#### TASKS TO PERFORM:
1. List the five dimensions of capacity that the capacity planning guide below names for both warehouses and lakehouses.
2. Using the capacity planning guide below, decide whether each statement agrees with it. Answer yes or no, and quote the words that settle it.
(a) Dashboards time out during exec reviews.
(b) Concurrency is defined as data processed per unit time.
(c) Redshift is listed among the lakehouses.
3. Pick up the capacity planning guide below at the point where it stops, and keep writing it.

#### PAGE EXCERPT:
----------
Capacity Planning for Data Warehouses and Lakehouses

Capacity Planning for Data Warehouses and Lakehouses: Stop Guessing, Start Designing

If your current “capacity plan” is basically turn autoscaling on and hope the CFO doesn’t notice the bill, you’re flying blind.
Modern warehouses (Snowflake, BigQuery, Redshift) and lakehouses (Databricks, Snowflake, Synapse, etc.) make scaling easy — but easy to scale also means easy to overspend or underdeliver.

This guide walks through how to think about capacity planning like a data engineer, not a gambler.

1. Why Capacity Planning Still Matters in the Cloud

Cloud marketing: “Infinite scale, pay only for what you use.”
Reality:

Queries queue at month-end close.
Dashboards time out during exec reviews.
Finance asks why your Snowflake/Databricks line item doubled… again.

Capacity planning gives you:

Predictable performance: p95 latency and concurrency SLOs.
Cost control: a sane upper bound on credits/DBUs/slots.
Operational stability: fewer fire drills, more repeatable behavior.

Even with “serverless” or “auto” everything, you still need to design:

How much you’re willing to pay at peak.
How much performance users actually need.
How workloads are isolated so one job doesn’t nuke everything.

2. Capacity in Warehouses vs Lakehouses

Let’s define what “capacity” really means in both worlds.

2.1 Core Dimensions of Capacity

For both warehouses and lakehouses, think in 5 dimensions:

Compute capacity
- Cores / nodes / virtual warehouses / slots / DBUs.
- Determines how fast queries/jobs run.
Storage capacity
- Compressed TBs in tables or object storage.
- Impacts scan cost and performance patterns.
Concurrency
- Number of concurrent queries/jobs before queueing.
Throughput
- Data processed per unit time (GB/s scanned, rows/s transformed).
Cost envelope
- The hard constraint nobody wants to mention until the invoice hits.

2.2 Data Warehouse vs Lakehouse: How Capacity Shows Up

High-level comparison:

Aspect	Classic Warehouse (Snowflake, Redshift)	Lakehouse (Databricks, Lakehouse on S3/ADLS/GCS)
----------
#### AVAILABLE DATA:
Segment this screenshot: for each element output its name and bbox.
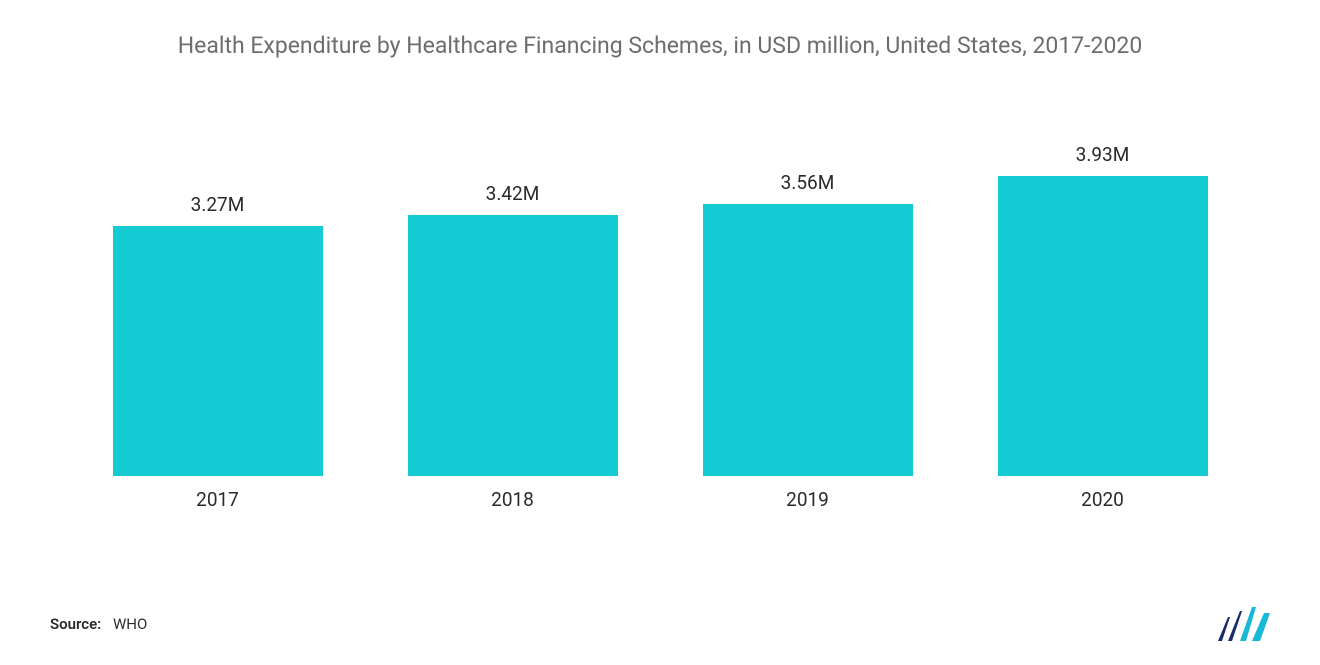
----------
#### RESPONSE LIST:
1.
Compute capacity
Storage capacity
Concurrency
Throughput
Cost envelope

2.
(a) Yes: "Dashboards time out during exec reviews."
(b) No: "Number of concurrent queries/jobs before queueing."
(c) No: "Modern warehouses (Snowflake, BigQuery, Redshift) and lakehouses (Databricks, Snowflake, Synapse, etc.)"

3.
Storage	Built-in / external, columnar tables	Object storage (Parquet/Delta/Iceberg) + metadata
Compute model	Virtual warehouses / clusters / slots	Clusters / job clusters / serverless pools
Separation of storage/compute	Usually yes	Yes (strong separation, often more explicit)
Autoscaling	Warehouse/cluster size & concurrency	Cluster autoscaling (min/max nodes), serverless options
Billing metric	Credits, slots, node-hours	DBUs, node-hours, job runs
Typical pain	Query queues, surprise credit spikes	Cluster sprawl, idle clusters, flaky tuning

Key difference:
Warehouses hide more of the stack; lakehouses expose more knobs (cluster size, storage formats, shuffle behavior).
So capacity planning for lakehouses is closer to classic big data cluster planning, just with cloud elasticity.

3. Start with SLOs, Not Hardware Sizes

If you start with “What size warehouse/cluster do we need?” you’re already doing it backwards.

You should start with:

p95 dashboard latency (e.g., < 5 seconds).
Max acceptable queue time (e.g., < 10 seconds for business users).
Batch SLA windows (e.g., daily jobs finish by 6 AM).
Monthly cost ceiling (e.g., “Analytics platform ≤ $X/month”).

Then capacity planning becomes:

How do we design compute, storage, and workload isolation so we hit these SLOs within the cost ceiling?

4. Understanding Workload Types (Your Real Capacity Drivers)

Most teams mix these workload types on the same platform:

Interactive BI / Ad-hoc
- Many short-ish queries.
- Human-facing latency expectations (2–10 seconds).
- Highly spiky usage (stand-ups, exec meetings, MBRs).
Scheduled ELT / ETL
- Batch pipelines (hourly/daily).
- Heavy scans, joins, window functions.
- Usually can tolerate higher latency but has a deadline.
Data Science / ML
- Sampling, feature generation, model training.
- Irregular but often heavy and bursty.
Back-office / bulk operations
- Backfills, reprocessing, historical rebuilds.
- Can be huge, and often poorly controlled.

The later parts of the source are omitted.